:: Written task ::
Exactly reproduce each line of the listing that follows.

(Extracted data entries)
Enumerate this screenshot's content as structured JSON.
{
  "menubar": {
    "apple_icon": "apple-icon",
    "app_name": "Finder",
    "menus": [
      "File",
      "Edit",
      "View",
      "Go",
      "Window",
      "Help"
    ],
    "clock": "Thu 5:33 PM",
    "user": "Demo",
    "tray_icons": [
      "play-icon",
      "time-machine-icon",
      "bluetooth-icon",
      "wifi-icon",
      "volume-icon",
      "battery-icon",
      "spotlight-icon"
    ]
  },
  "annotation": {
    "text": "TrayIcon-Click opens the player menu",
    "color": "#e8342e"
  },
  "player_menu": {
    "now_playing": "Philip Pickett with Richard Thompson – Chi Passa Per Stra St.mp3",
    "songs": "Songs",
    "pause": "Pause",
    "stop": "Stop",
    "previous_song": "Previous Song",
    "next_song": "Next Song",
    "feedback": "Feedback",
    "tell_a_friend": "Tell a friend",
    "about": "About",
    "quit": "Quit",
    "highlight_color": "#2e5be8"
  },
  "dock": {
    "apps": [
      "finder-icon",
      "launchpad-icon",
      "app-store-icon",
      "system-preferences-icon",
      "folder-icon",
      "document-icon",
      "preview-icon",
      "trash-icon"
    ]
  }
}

:: The solution ::
Enumerate this screenshot's content as structured JSON.
{
  "menubar": {
    "apple_icon": "apple-icon",
    "app_name": "Finder",
    "menus": [
      "File",
      "Edit",
      "View",
      "Go",
      "Window",
      "Help"
    ],
    "clock": "Thu 5:33 PM",
    "user": "Demo",
    "tray_icons": [
      "play-icon",
      "time-machine-icon",
      "bluetooth-icon",
      "wifi-icon",
      "volume-icon",
      "battery-icon",
      "spotlight-icon"
    ]
  },
  "annotation": {
    "text": "TrayIcon-Click opens the player menu",
    "color": "#e8342e"
  },
  "player_menu": {
    "now_playing": "Philip Pickett with Richard Thompson – Chi Passa Per Stra St.mp3",
    "songs": "Songs",
    "pause": "Pause",
    "stop": "Stop",
    "previous_song": "Previous Song",
    "next_song": "Next Song",
    "feedback": "Feedback",
    "tell_a_friend": "Tell a friend",
    "about": "About",
    "quit": "Quit",
    "highlight_color": "#2e5be8"
  },
  "dock": {
    "apps": [
      "finder-icon",
      "launchpad-icon",
      "app-store-icon",
      "system-preferences-icon",
      "folder-icon",
      "document-icon",
      "preview-icon",
      "trash-icon"
    ]
  }
}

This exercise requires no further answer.